(Rows from a figure dataset)
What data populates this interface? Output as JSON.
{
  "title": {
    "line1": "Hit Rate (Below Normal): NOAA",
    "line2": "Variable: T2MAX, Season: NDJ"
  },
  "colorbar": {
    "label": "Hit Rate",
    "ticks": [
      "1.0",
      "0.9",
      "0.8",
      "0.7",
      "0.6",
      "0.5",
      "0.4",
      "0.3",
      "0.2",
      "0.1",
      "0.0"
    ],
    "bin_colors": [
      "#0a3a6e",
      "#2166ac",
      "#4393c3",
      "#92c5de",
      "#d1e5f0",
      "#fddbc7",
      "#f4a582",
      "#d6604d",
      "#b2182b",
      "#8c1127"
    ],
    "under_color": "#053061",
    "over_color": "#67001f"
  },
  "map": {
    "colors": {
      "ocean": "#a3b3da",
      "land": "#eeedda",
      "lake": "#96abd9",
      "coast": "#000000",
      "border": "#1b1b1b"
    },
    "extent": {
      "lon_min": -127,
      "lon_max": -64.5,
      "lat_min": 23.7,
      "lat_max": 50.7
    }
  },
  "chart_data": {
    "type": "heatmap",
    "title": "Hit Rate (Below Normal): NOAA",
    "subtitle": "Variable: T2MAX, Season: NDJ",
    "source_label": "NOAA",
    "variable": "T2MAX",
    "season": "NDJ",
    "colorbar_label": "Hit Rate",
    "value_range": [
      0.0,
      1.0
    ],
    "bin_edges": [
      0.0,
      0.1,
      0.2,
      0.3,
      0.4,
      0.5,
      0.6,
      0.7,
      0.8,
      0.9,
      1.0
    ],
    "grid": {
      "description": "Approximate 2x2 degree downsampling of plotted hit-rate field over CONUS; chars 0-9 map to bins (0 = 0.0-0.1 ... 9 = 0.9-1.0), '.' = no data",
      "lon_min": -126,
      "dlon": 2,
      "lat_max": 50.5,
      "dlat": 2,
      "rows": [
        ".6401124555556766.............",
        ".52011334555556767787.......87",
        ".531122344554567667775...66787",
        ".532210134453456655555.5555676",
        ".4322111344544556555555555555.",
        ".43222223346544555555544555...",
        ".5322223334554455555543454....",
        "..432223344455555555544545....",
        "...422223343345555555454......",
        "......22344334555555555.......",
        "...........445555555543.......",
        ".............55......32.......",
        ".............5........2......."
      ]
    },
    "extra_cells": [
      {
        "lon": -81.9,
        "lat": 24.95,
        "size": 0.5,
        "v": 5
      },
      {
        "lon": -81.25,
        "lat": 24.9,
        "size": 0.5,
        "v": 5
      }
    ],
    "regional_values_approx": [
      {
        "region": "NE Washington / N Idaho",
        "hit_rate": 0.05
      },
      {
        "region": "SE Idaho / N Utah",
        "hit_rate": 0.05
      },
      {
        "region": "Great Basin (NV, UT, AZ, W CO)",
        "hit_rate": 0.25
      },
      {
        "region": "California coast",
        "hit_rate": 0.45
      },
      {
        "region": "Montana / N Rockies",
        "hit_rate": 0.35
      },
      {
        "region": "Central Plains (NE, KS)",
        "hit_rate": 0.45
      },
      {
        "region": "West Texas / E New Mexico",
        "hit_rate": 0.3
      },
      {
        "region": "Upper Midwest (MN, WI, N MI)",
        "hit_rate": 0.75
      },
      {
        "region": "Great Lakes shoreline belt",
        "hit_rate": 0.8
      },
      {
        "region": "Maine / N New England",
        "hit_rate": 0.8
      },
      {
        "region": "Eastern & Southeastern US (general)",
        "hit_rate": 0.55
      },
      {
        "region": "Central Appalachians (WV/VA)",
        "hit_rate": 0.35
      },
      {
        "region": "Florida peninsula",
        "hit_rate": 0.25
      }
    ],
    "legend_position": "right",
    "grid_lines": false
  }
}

- Job
Pull out all lines from the entries above in which the word "Idaho" appears.

- Response to the task
        "region": "NE Washington / N Idaho",
        "region": "SE Idaho / N Utah",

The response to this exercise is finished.